══ Seçilen Bölüm ══

B. Mahkemece Bozmaya Uyularak Verilen Karar

Mahkemenin yukarıda belirtilen kararı ile bozma ilamına uyularak yapılan inceleme sonucunda davanın kabulüne karar verilmiştir.

V. TEMYİZ

A. Temyiz Yoluna Başvuranlar

Mahkemenin yukarıda belirtilen kararına karşı süresi içinde davacı idare vekili tarafından temyiz isteminde bulunulmuştur.

B. Temyiz Sebepleri

Davacı idare vekili temyiz dilekçesinde özetle; idarelerince belirlenmiş olan fiyatın üzerinde bedel tespit edildiğini, fark bedelin 6.026,00 TL olmasına rağmen hüküm fıkrasında hatalı olarak 6.323,68 TL olarak gösterildiğini ileri sürerek kararın bozulması istemi ile temyiz yoluna başvurmuştur.

═══

_Verilen Görev A_
Alıntıda "A. Temyiz Yoluna" ifadesini içeren sözlerle başlayıp "temyiz yoluna başvurmuştur." ile biten kısmı, "hüküm fıkrasında" yerine "karar metninde" koyarak yeniden yazın.
_Verilen Görev B_
Alıntıya göre davacı idare vekili kararın bozulmasını hangi gerekçelere dayanarak istemiştir? Bir ile üç cümle arasında açıklayın.
Kayıtlı satırlar bu çalışmada hiçbir şekilde kullanılmaz.

══ Kayıtlı Satırlar ══

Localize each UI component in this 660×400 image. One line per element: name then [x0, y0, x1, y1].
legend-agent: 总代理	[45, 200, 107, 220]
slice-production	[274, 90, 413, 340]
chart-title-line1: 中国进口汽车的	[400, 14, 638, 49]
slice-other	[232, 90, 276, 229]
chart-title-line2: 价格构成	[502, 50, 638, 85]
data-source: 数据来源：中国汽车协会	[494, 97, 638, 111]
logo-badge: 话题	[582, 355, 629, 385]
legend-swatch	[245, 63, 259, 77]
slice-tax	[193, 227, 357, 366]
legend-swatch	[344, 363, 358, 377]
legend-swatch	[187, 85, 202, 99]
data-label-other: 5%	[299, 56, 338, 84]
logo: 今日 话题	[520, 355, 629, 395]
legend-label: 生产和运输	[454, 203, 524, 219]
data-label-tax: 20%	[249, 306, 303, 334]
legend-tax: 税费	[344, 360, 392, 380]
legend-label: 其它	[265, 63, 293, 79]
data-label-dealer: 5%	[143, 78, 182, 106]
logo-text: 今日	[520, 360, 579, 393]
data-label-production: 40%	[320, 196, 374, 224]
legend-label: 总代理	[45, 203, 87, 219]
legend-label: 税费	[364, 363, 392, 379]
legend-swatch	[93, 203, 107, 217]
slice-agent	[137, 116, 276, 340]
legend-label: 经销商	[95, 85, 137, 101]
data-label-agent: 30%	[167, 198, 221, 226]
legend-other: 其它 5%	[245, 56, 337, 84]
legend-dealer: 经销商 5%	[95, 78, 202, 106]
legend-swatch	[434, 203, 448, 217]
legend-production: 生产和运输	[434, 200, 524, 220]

═══

_Doğru Yanıt A_
A. Temyiz Yoluna Başvuranlar

Mahkemenin yukarıda belirtilen kararına karşı süresi içinde davacı idare vekili tarafından temyiz isteminde bulunulmuştur.

B. Temyiz Sebepleri

Davacı idare vekili temyiz dilekçesinde özetle; idarelerince belirlenmiş olan fiyatın üzerinde bedel tespit edildiğini, fark bedelin 6.026,00 TL olmasına rağmen karar metninde hatalı olarak 6.323,68 TL olarak gösterildiğini ileri sürerek kararın bozulması istemi ile temyiz yoluna başvurmuştur.

_Doğru Yanıt B_
Davacı idare vekili, idarelerince belirlenmiş olan fiyatın üzerinde bedel tespit edildiğini ileri sürmüştür. Ayrıca fark bedelin 6.026,00 TL olmasına rağmen hüküm fıkrasında hatalı olarak 6.323,68 TL gösterildiğini belirterek kararın bozulmasını istemiştir.